- Required task
Extract from the listing each line in which the word "drop" appears.

Dataset records

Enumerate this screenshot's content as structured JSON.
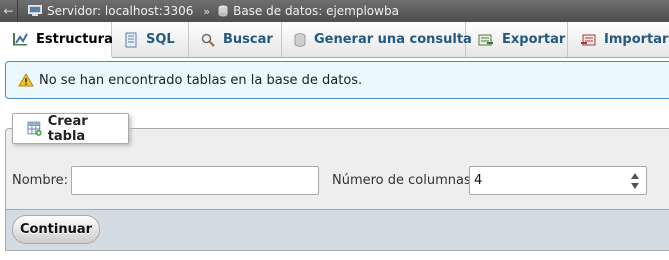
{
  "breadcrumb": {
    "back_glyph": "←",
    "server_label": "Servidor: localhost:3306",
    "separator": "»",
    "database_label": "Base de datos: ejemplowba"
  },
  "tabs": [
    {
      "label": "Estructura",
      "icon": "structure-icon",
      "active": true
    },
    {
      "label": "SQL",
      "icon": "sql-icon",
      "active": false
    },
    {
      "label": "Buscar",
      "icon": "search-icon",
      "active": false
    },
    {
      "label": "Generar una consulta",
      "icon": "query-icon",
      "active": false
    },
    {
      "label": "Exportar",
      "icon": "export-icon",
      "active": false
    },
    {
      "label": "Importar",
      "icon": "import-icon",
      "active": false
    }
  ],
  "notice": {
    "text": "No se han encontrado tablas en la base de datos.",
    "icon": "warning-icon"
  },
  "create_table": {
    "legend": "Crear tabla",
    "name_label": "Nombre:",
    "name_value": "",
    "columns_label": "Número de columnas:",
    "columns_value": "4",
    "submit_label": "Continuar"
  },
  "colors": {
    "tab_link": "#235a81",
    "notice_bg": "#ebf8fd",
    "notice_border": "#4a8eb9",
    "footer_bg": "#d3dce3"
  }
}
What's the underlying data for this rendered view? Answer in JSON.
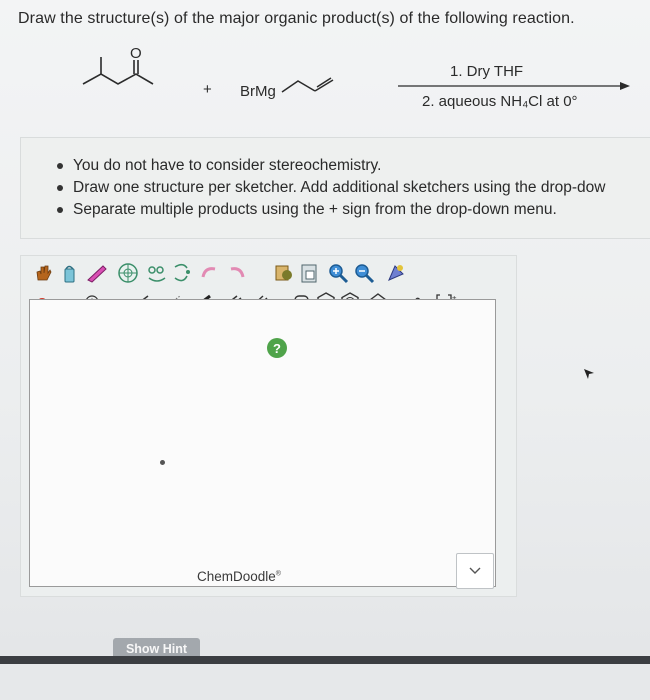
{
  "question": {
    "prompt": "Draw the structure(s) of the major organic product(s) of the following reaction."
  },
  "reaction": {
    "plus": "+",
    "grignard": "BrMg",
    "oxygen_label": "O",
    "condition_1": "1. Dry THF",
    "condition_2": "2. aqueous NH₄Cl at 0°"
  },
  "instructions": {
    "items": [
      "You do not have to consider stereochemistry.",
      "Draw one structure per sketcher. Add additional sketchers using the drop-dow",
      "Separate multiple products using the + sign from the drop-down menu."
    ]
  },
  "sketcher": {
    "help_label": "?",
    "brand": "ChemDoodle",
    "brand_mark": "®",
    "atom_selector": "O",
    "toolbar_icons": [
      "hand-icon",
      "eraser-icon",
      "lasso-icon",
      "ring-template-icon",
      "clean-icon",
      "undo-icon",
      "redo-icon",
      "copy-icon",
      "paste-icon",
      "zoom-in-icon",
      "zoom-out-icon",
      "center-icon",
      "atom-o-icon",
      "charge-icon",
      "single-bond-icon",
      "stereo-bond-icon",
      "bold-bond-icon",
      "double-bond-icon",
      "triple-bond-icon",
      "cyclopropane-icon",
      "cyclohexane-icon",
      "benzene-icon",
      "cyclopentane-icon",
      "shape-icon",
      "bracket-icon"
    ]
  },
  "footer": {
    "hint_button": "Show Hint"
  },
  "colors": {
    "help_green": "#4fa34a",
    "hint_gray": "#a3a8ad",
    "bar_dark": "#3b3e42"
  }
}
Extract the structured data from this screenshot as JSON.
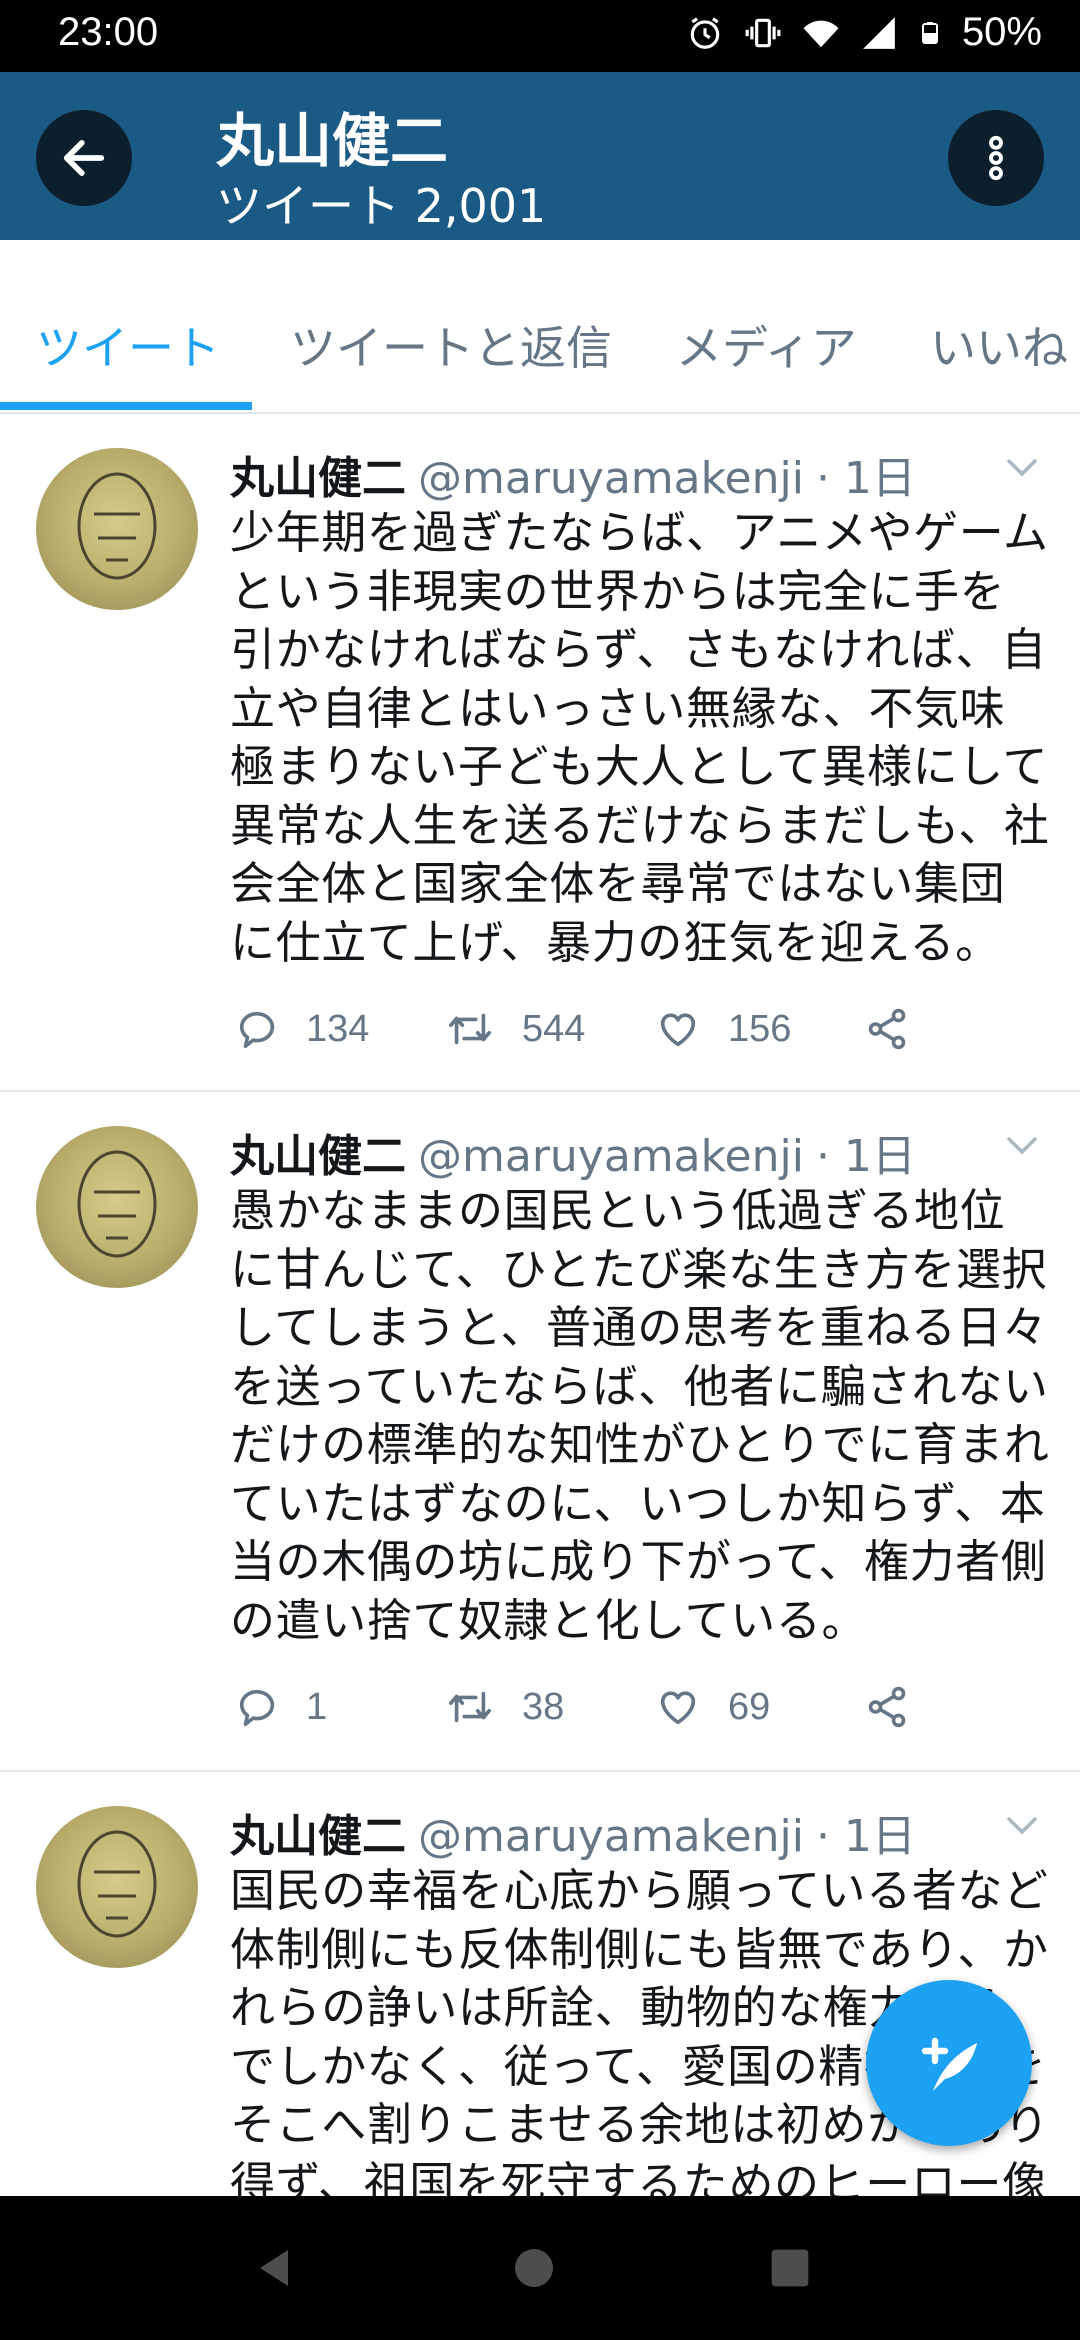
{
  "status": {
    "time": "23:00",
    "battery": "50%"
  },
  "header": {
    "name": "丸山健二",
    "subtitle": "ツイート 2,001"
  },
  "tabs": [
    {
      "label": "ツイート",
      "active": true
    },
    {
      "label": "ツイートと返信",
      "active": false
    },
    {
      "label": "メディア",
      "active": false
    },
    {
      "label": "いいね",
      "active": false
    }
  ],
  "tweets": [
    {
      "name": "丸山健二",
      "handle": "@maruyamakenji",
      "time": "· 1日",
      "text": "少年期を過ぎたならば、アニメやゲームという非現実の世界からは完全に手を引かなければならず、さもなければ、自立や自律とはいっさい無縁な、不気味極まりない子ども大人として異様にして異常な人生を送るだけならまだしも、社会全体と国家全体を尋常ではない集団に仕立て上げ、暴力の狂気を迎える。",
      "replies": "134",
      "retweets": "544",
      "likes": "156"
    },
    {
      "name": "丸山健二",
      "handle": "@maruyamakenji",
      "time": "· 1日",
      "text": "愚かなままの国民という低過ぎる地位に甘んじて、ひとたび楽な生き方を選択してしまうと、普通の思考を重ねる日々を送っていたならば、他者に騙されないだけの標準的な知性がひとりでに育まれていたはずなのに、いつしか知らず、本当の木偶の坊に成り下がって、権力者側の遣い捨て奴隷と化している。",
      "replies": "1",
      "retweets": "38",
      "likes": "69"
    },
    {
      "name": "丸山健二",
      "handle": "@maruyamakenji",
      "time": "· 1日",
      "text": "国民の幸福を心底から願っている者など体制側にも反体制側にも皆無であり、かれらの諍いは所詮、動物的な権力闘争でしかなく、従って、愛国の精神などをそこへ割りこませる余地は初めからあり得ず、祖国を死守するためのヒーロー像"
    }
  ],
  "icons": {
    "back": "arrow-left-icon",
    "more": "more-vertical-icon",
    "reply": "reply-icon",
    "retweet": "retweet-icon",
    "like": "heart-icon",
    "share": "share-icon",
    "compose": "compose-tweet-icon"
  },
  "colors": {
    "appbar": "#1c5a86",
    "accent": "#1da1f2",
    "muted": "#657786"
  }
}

- Exercise output
      "Draw one structure per sketcher. Add additional sketchers using the drop-dow",
      "Separate multiple products using the + sign from the drop-down menu."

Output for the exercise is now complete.